Aim >> In the records that follow, show each line where the word "page" is present.

Dataset records >>

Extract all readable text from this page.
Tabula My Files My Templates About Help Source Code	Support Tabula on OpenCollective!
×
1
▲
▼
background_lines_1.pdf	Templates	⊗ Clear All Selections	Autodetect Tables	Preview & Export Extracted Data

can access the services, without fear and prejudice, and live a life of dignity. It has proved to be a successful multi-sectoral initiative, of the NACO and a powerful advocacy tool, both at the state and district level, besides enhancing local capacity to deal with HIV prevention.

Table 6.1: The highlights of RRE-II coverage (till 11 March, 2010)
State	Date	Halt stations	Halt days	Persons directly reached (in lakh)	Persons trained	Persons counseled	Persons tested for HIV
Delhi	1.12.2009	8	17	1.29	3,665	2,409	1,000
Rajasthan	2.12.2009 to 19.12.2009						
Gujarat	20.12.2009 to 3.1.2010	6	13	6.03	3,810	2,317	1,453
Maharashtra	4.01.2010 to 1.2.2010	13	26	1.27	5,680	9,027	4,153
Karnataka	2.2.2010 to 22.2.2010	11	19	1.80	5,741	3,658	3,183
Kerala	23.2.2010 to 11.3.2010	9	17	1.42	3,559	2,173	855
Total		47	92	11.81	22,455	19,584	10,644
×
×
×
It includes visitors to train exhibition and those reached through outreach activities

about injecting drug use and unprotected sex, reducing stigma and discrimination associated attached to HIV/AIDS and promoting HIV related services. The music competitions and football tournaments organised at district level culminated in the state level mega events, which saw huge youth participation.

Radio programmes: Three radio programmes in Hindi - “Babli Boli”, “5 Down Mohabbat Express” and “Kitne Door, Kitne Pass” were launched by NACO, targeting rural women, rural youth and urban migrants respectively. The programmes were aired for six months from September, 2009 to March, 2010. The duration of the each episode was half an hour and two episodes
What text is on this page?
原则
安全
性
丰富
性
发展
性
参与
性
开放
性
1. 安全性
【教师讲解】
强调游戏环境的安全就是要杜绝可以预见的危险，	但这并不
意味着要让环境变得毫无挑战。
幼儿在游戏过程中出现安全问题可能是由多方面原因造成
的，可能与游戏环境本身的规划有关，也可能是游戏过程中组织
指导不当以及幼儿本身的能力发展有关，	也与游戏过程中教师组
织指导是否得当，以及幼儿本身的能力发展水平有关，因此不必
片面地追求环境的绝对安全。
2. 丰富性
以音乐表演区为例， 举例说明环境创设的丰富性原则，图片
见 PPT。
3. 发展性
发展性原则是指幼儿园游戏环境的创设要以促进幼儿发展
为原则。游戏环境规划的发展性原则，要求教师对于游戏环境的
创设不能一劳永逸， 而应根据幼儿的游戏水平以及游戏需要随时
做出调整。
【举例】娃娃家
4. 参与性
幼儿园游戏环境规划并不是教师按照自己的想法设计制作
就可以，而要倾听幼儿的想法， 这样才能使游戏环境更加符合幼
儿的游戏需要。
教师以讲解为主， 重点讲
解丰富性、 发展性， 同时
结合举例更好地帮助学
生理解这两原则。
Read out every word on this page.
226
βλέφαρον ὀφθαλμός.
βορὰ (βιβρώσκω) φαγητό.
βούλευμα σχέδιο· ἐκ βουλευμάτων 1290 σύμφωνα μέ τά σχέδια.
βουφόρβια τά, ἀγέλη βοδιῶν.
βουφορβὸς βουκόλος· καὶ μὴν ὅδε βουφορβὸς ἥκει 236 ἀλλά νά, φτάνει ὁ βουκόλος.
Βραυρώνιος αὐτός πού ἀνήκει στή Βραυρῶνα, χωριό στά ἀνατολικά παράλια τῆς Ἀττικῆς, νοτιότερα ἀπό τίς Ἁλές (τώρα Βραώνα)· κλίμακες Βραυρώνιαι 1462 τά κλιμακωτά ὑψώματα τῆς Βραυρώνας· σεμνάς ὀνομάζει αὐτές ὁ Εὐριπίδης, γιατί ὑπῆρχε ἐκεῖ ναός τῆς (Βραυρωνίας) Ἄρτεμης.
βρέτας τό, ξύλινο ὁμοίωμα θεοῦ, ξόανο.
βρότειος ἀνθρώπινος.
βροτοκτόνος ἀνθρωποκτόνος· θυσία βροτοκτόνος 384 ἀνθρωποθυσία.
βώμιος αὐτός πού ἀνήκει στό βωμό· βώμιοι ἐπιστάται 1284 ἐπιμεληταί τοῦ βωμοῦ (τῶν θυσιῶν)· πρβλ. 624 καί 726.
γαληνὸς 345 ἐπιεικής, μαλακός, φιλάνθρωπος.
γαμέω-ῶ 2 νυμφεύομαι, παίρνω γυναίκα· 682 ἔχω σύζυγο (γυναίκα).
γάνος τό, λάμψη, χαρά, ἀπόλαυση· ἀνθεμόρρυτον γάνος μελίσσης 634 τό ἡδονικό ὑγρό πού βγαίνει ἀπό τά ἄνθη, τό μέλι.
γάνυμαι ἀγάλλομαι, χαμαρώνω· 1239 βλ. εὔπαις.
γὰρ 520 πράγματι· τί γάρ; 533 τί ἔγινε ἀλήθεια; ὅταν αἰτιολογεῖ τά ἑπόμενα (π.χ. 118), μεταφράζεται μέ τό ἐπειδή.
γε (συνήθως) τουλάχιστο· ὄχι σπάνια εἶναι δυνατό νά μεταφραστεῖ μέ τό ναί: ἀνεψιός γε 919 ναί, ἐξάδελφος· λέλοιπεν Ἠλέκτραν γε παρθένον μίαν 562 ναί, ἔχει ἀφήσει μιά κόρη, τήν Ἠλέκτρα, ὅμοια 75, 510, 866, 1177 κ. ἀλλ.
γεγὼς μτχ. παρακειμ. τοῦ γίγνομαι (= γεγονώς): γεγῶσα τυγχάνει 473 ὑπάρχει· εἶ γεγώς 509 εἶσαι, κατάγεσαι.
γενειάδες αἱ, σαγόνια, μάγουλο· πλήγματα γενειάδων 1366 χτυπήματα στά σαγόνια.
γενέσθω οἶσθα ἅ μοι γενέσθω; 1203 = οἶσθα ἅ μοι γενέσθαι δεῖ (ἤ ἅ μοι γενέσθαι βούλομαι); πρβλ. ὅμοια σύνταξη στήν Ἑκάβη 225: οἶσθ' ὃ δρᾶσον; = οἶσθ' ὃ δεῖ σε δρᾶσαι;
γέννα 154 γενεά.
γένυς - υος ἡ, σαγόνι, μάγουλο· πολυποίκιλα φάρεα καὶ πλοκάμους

Answer in full >>
Extract all readable text from this page.
What text is on this page?
Read out every word on this page.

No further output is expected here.